[Data extracted from a collection]
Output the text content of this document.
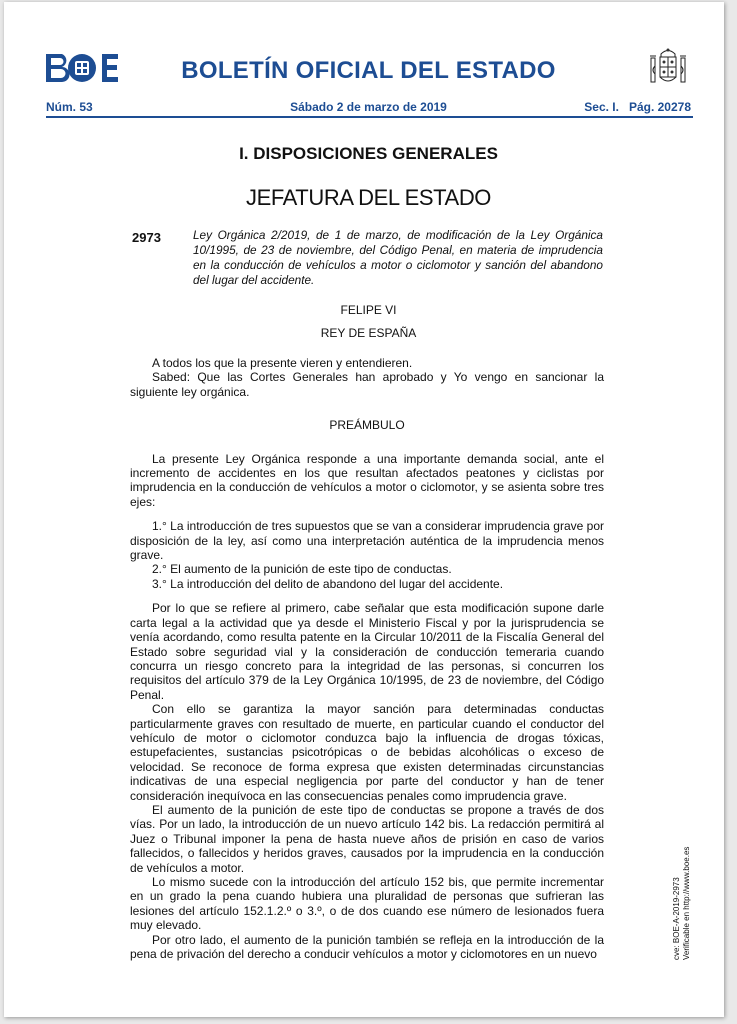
BOLETÍN OFICIAL DEL ESTADO
Núm. 53	Sábado 2 de marzo de 2019	Sec. I.   Pág. 20278
I. DISPOSICIONES GENERALES
JEFATURA DEL ESTADO
2973	Ley Orgánica 2/2019, de 1 de marzo, de modificación de la Ley Orgánica 10/1995, de 23 de noviembre, del Código Penal, en materia de imprudencia en la conducción de vehículos a motor o ciclomotor y sanción del abandono del lugar del accidente.
FELIPE VI
REY DE ESPAÑA

A todos los que la presente vieren y entendieren.

Sabed: Que las Cortes Generales han aprobado y Yo vengo en sancionar la siguiente ley orgánica.

PREÁMBULO

La presente Ley Orgánica responde a una importante demanda social, ante el incremento de accidentes en los que resultan afectados peatones y ciclistas por imprudencia en la conducción de vehículos a motor o ciclomotor, y se asienta sobre tres ejes:

1.° La introducción de tres supuestos que se van a considerar imprudencia grave por disposición de la ley, así como una interpretación auténtica de la imprudencia menos grave.

2.° El aumento de la punición de este tipo de conductas.

3.° La introducción del delito de abandono del lugar del accidente.

Por lo que se refiere al primero, cabe señalar que esta modificación supone darle carta legal a la actividad que ya desde el Ministerio Fiscal y por la jurisprudencia se venía acordando, como resulta patente en la Circular 10/2011 de la Fiscalía General del Estado sobre seguridad vial y la consideración de conducción temeraria cuando concurra un riesgo concreto para la integridad de las personas, si concurren los requisitos del artículo 379 de la Ley Orgánica 10/1995, de 23 de noviembre, del Código Penal.

Con ello se garantiza la mayor sanción para determinadas conductas particularmente graves con resultado de muerte, en particular cuando el conductor del vehículo de motor o ciclomotor conduzca bajo la influencia de drogas tóxicas, estupefacientes, sustancias psicotrópicas o de bebidas alcohólicas o exceso de velocidad. Se reconoce de forma expresa que existen determinadas circunstancias indicativas de una especial negligencia por parte del conductor y han de tener consideración inequívoca en las consecuencias penales como imprudencia grave.

El aumento de la punición de este tipo de conductas se propone a través de dos vías. Por un lado, la introducción de un nuevo artículo 142 bis. La redacción permitirá al Juez o Tribunal imponer la pena de hasta nueve años de prisión en caso de varios fallecidos, o fallecidos y heridos graves, causados por la imprudencia en la conducción de vehículos a motor.

Lo mismo sucede con la introducción del artículo 152 bis, que permite incrementar en un grado la pena cuando hubiera una pluralidad de personas que sufrieran las lesiones del artículo 152.1.2.º o 3.º, o de dos cuando ese número de lesionados fuera muy elevado.

Por otro lado, el aumento de la punición también se refleja en la introducción de la pena de privación del derecho a conducir vehículos a motor y ciclomotores en un nuevo	cve: BOE-A-2019-2973 Verificable en http://www.boe.es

• [WRITTEN TASK] Which lines hold the word "consideración"? Copy all of them.

• [TASK ANSWER]
Por lo que se refiere al primero, cabe señalar que esta modificación supone darle carta legal a la actividad que ya desde el Ministerio Fiscal y por la jurisprudencia se venía acordando, como resulta patente en la Circular 10/2011 de la Fiscalía General del Estado sobre seguridad vial y la consideración de conducción temeraria cuando concurra un riesgo concreto para la integridad de las personas, si concurren los requisitos del artículo 379 de la Ley Orgánica 10/1995, de 23 de noviembre, del Código Penal.
Con ello se garantiza la mayor sanción para determinadas conductas particularmente graves con resultado de muerte, en particular cuando el conductor del vehículo de motor o ciclomotor conduzca bajo la influencia de drogas tóxicas, estupefacientes, sustancias psicotrópicas o de bebidas alcohólicas o exceso de velocidad. Se reconoce de forma expresa que existen determinadas circunstancias indicativas de una especial negligencia por parte del conductor y han de tener consideración inequívoca en las consecuencias penales como imprudencia grave.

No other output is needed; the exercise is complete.